**STORED ROWS**
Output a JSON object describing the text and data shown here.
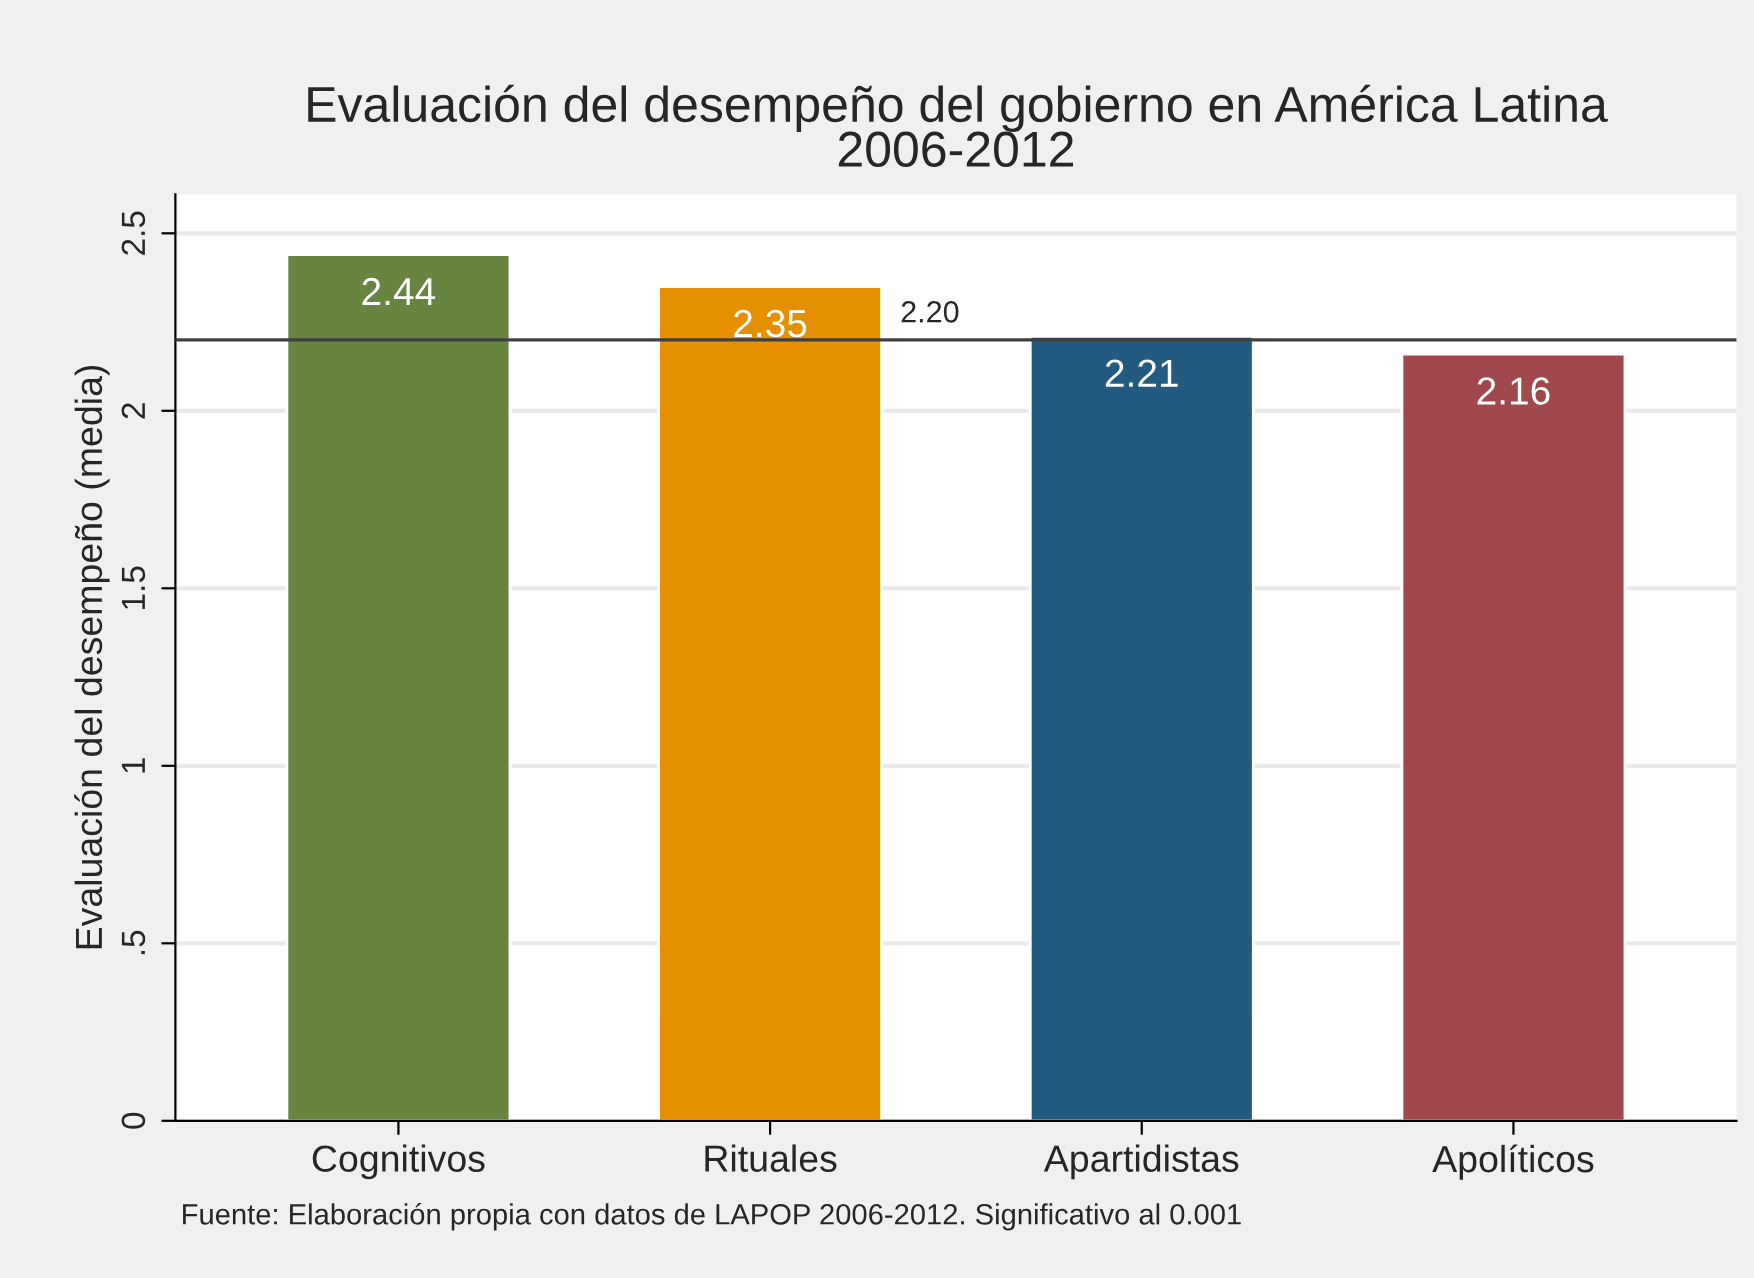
{
  "chart_data": {
    "type": "bar",
    "title": "Evaluación del desempeño del gobierno en América Latina\n2006-2012",
    "ylabel": "Evaluación del desempeño (media)",
    "categories": [
      "Cognitivos",
      "Rituales",
      "Apartidistas",
      "Apolíticos"
    ],
    "values": [
      2.44,
      2.35,
      2.21,
      2.16
    ],
    "colors": [
      "#678540",
      "#e69000",
      "#225a80",
      "#a0484b"
    ],
    "data_labels": true,
    "ylim": [
      0,
      2.61
    ],
    "yticks": [
      0,
      {
        "value": 0.5,
        "label": ".5"
      },
      1,
      1.5,
      2,
      2.5
    ],
    "grid": "y",
    "ref_lines": [
      {
        "axis": "y",
        "value": 2.2,
        "label": "2.20",
        "color": "#404040"
      }
    ],
    "annotations": [
      "Fuente: Elaboración propia con datos de LAPOP 2006-2012. Significativo al 0.001"
    ]
  }
}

**WHAT YOU WILL DO**
Go through the records and copy each line with "desempeño" in it.

**IN RESPONSE**
    "title": "Evaluación del desempeño del gobierno en América Latina\n2006-2012",
    "ylabel": "Evaluación del desempeño (media)",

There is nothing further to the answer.